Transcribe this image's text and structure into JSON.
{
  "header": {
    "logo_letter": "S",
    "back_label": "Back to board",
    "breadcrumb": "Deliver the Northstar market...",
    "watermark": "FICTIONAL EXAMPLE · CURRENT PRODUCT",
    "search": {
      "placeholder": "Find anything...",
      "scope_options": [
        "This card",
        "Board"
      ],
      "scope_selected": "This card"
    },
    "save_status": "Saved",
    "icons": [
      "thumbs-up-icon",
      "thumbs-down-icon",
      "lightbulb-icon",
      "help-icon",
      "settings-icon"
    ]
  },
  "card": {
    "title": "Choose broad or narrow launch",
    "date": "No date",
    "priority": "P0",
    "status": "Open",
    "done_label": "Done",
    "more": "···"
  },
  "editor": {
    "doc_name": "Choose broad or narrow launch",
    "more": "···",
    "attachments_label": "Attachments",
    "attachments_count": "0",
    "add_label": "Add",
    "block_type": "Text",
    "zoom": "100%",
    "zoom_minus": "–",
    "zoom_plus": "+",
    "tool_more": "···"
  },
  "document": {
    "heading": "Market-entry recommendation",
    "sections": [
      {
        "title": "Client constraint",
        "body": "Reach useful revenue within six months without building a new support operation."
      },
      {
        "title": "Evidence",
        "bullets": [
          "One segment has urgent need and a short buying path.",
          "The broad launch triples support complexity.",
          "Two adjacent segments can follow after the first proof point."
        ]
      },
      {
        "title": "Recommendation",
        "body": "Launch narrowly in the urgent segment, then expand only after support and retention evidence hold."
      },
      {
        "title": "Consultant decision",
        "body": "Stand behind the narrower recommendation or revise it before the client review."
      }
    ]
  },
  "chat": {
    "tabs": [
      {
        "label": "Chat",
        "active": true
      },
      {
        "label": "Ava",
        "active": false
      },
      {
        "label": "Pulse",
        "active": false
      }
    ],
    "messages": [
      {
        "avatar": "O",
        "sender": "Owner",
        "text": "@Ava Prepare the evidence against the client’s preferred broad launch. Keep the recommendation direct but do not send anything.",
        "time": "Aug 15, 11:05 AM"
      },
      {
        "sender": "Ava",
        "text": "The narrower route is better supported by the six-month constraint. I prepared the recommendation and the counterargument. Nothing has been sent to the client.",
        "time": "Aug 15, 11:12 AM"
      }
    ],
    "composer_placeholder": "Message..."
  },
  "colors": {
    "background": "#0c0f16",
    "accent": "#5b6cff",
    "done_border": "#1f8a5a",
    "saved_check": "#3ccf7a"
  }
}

Given exercise.
Looking at the material above, count the lines that hold "Choose" and give the total alone.

The completed task.
2